[start of Records for the task]
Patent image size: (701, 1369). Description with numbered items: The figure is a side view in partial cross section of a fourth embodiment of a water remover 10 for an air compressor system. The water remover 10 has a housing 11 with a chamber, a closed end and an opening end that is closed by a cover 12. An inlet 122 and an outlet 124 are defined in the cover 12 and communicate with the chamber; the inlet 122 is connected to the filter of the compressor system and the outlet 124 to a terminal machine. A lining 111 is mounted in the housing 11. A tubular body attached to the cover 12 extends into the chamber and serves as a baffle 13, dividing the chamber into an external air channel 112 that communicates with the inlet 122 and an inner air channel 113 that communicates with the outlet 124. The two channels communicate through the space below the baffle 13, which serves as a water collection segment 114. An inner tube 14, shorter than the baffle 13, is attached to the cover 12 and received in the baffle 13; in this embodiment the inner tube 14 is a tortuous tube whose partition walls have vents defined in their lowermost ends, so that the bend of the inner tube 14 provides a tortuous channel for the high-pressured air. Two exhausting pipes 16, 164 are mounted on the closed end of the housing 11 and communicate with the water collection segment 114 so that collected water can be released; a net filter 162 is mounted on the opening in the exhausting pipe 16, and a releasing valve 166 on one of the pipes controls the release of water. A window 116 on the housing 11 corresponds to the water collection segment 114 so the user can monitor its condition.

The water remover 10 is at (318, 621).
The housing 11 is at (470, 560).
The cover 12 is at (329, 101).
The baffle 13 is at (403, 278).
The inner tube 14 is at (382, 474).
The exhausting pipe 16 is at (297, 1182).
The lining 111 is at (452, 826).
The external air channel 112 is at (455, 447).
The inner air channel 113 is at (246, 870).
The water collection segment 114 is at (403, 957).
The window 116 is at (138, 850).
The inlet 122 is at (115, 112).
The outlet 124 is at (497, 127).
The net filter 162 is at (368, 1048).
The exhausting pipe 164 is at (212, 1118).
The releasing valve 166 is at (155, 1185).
[end of Records for the task]
[start of Records for the task]
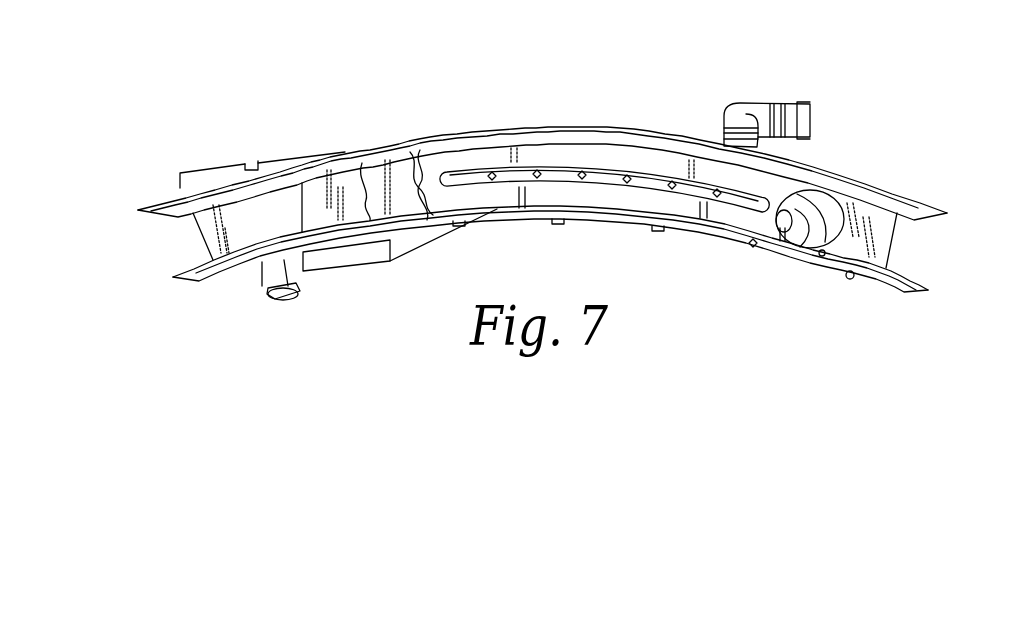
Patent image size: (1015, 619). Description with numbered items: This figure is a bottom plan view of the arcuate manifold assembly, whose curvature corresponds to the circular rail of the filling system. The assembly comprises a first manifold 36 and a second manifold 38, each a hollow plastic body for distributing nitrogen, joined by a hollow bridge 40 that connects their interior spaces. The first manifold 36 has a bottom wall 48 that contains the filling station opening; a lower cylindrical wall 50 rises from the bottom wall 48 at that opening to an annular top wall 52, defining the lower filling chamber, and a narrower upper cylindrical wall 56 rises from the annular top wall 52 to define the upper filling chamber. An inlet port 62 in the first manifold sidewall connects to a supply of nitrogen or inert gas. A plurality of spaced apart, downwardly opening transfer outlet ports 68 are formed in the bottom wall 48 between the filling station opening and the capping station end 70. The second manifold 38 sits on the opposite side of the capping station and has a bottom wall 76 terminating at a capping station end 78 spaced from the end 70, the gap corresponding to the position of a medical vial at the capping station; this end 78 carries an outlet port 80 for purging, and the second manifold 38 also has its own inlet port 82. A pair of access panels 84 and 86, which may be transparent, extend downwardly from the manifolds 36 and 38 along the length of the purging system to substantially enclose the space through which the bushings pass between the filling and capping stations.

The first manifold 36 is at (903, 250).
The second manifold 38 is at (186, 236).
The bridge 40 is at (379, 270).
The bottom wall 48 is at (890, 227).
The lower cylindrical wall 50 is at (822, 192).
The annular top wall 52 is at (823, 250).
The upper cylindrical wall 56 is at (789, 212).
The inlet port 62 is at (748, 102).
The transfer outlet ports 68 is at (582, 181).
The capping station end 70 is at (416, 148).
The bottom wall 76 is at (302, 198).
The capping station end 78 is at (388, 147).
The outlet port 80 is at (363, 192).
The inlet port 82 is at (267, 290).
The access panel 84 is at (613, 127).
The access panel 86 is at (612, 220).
[end of Records for the task]
Given instruction
Give the records from the line containing "Patent image size: (1015, 619)." through the line containing "The second manifold 38 is at (186, 236).", inclusive, as a Markdown table with the columns Row and Text. Leave out blank lines.

Written reply
| Row | Text |
|---|---|
| 1 | Patent image size: (1015, 619). Description with numbered items: This figure is a bottom plan view of the arcuate manifold assembly, whose curvature corresponds to the circular rail of the filling system. The assembly comprises a first manifold 36 and a second manifold 38, each a hollow plastic body for distributing nitrogen, joined by a hollow bridge 40 that connects their interior spaces. The first manifold 36 has a bottom wall 48 that contains the filling station opening; a lower cylindrical wall 50 rises from the bottom wall 48 at that opening to an annular top wall 52, defining the lower filling chamber, and a narrower upper cylindrical wall 56 rises from the annular top wall 52 to define the upper filling chamber. An inlet port 62 in the first manifold sidewall connects to a supply of nitrogen or inert gas. A plurality of spaced apart, downwardly opening transfer outlet ports 68 are formed in the bottom wall 48 between the filling station opening and the capping station end 70. The second manifold 38 sits on the opposite side of the capping station and has a bottom wall 76 terminating at a capping station end 78 spaced from the end 70, the gap corresponding to the position of a medical vial at the capping station; this end 78 carries an outlet port 80 for purging, and the second manifold 38 also has its own inlet port 82. A pair of access panels 84 and 86, which may be transparent, extend downwardly from the manifolds 36 and 38 along the length of the purging system to substantially enclose the space through which the bushings pass between the filling and capping stations. |
| 2 | The first manifold 36 is at (903, 250). |
| 3 | The second manifold 38 is at (186, 236). |